---- Supplied records
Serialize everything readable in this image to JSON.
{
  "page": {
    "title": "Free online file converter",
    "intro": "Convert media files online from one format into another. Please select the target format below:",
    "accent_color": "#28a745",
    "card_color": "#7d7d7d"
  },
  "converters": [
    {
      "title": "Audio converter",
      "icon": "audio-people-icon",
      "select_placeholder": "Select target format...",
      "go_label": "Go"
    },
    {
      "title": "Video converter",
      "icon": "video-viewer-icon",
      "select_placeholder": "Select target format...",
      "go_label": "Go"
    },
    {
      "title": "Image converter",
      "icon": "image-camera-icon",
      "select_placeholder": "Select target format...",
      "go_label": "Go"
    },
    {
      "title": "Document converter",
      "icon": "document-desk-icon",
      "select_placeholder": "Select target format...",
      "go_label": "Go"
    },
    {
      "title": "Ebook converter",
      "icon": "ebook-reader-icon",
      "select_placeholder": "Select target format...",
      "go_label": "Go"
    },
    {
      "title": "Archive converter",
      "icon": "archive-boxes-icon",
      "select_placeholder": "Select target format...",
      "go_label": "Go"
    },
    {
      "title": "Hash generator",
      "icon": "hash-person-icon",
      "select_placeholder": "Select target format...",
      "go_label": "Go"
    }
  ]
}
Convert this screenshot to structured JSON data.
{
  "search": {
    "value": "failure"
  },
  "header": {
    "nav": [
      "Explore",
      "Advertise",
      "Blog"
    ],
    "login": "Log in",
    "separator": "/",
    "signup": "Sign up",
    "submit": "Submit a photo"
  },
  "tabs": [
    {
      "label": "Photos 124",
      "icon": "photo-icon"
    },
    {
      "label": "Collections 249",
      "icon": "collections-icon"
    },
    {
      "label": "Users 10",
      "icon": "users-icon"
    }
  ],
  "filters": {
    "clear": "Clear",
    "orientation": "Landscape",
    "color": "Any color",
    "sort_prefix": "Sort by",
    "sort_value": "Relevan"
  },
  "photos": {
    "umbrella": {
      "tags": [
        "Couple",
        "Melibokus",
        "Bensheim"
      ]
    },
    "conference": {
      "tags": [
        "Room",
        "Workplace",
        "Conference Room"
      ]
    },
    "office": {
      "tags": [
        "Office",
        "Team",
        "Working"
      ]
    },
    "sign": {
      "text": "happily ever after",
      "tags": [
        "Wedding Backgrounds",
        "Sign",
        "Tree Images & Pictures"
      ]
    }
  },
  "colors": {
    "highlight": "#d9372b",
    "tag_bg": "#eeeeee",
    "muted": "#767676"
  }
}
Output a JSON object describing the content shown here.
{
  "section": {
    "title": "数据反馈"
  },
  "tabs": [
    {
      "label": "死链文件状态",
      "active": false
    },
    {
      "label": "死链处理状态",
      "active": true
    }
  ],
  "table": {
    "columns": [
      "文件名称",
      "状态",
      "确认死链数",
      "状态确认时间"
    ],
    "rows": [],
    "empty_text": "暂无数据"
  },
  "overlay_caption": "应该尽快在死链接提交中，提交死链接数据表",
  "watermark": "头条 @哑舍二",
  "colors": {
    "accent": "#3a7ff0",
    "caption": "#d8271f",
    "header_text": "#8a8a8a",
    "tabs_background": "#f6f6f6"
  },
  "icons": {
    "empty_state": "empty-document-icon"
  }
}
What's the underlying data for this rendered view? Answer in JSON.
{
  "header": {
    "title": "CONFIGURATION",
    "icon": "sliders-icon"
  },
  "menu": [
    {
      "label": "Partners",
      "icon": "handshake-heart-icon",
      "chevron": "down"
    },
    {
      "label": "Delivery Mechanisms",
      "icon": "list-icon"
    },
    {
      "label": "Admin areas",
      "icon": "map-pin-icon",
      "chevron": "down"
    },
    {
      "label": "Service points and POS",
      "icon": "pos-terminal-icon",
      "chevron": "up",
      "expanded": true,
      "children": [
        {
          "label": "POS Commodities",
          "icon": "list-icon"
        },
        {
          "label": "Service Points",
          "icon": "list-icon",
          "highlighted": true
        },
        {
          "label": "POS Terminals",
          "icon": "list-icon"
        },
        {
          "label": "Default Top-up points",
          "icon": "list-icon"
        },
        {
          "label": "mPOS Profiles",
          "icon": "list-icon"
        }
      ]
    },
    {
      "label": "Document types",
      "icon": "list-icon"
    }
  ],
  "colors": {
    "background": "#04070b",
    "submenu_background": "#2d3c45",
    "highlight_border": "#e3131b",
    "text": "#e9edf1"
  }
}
--------
---- Supplied records
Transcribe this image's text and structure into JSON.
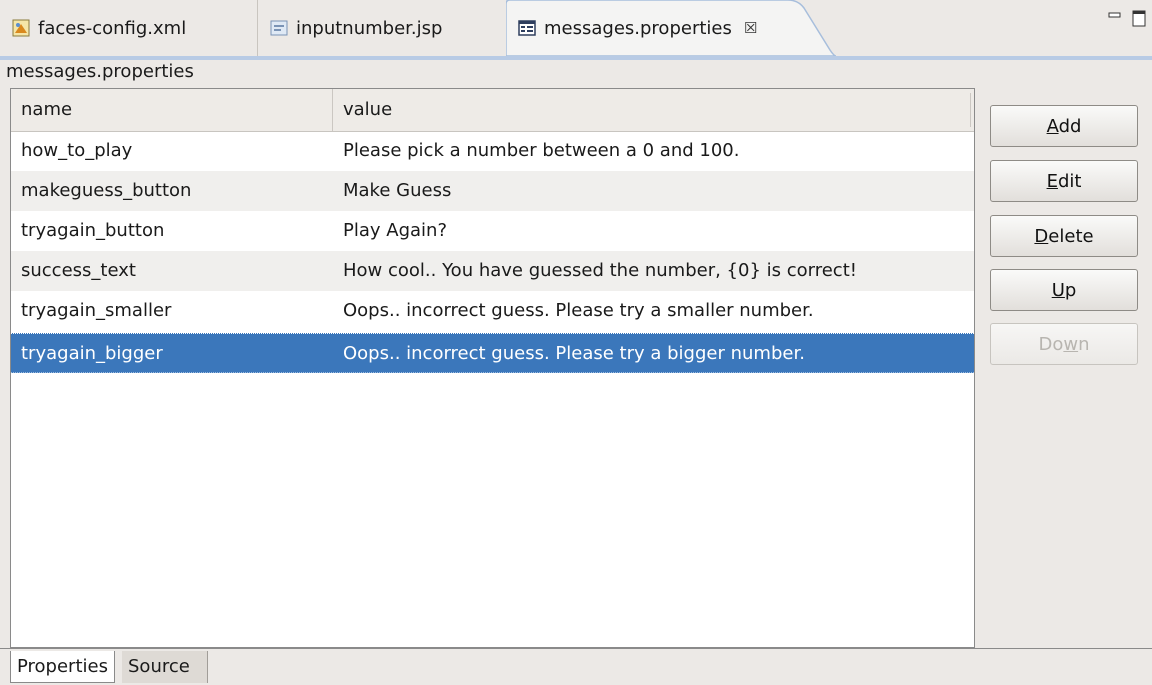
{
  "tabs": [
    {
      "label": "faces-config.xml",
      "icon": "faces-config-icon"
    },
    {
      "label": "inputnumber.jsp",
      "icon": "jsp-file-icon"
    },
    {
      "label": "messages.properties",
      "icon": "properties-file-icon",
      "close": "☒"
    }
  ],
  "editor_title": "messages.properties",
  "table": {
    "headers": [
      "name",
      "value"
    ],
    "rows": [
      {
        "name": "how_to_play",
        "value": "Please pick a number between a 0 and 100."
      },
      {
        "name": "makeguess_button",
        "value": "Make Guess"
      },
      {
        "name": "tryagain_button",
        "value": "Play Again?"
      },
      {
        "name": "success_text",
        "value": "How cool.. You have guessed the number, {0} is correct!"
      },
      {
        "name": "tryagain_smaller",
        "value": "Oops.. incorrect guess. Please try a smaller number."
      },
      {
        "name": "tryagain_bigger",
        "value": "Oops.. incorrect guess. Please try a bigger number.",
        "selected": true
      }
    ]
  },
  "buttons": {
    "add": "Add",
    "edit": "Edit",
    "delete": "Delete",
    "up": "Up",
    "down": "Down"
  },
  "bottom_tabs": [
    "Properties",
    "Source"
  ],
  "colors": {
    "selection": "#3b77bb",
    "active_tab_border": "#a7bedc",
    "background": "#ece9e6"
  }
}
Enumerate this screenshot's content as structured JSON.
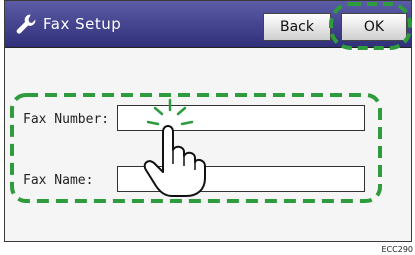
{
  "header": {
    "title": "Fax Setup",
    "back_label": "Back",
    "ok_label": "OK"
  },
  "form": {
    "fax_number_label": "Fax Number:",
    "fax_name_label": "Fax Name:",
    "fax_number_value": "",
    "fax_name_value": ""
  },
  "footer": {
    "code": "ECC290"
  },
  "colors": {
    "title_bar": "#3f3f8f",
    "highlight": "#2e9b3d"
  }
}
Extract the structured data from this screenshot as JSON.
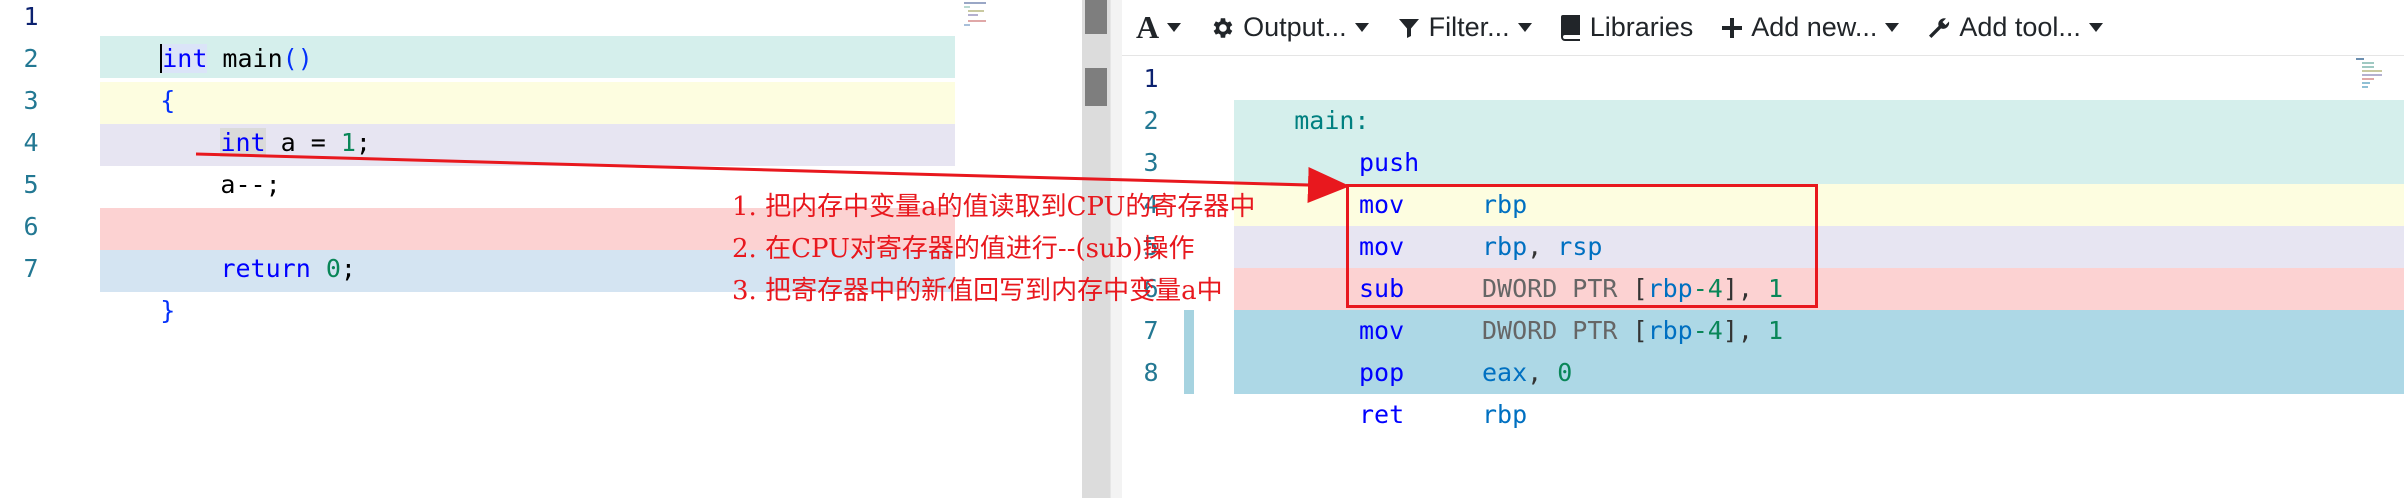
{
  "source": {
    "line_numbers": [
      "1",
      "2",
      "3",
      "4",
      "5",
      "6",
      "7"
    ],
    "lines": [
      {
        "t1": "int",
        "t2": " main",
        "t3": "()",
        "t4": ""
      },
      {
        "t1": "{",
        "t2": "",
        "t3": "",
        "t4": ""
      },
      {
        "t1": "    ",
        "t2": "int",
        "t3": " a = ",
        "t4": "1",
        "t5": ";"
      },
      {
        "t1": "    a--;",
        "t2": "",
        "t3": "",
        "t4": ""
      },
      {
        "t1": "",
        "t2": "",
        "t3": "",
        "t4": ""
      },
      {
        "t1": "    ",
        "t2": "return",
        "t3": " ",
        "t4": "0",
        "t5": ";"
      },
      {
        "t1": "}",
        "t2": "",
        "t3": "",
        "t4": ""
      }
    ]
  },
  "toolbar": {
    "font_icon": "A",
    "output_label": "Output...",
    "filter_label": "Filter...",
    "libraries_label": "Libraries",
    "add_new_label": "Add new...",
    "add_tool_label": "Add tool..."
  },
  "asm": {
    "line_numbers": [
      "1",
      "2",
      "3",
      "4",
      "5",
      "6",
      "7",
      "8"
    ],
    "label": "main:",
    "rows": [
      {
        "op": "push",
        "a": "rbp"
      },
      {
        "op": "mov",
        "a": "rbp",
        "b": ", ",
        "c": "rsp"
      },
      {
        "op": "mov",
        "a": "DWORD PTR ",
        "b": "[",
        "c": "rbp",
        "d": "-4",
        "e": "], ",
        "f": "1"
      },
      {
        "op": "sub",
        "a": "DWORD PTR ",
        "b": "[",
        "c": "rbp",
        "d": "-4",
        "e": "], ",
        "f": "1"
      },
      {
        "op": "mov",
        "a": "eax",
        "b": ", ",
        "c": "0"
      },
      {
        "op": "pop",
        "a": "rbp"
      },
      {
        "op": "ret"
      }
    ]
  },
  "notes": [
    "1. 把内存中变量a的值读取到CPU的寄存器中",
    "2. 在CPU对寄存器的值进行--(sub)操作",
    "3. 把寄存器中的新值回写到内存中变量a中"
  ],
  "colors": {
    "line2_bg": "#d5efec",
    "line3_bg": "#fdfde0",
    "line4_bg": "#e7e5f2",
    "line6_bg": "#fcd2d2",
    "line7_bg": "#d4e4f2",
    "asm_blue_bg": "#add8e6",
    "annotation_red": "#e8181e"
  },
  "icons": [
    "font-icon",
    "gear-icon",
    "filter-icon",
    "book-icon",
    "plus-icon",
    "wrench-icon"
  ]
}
--------
• Goal
Return each line of the listing that holds the string "messages".

• Result
      "label": "messages.properties",
  "editor_title": "messages.properties",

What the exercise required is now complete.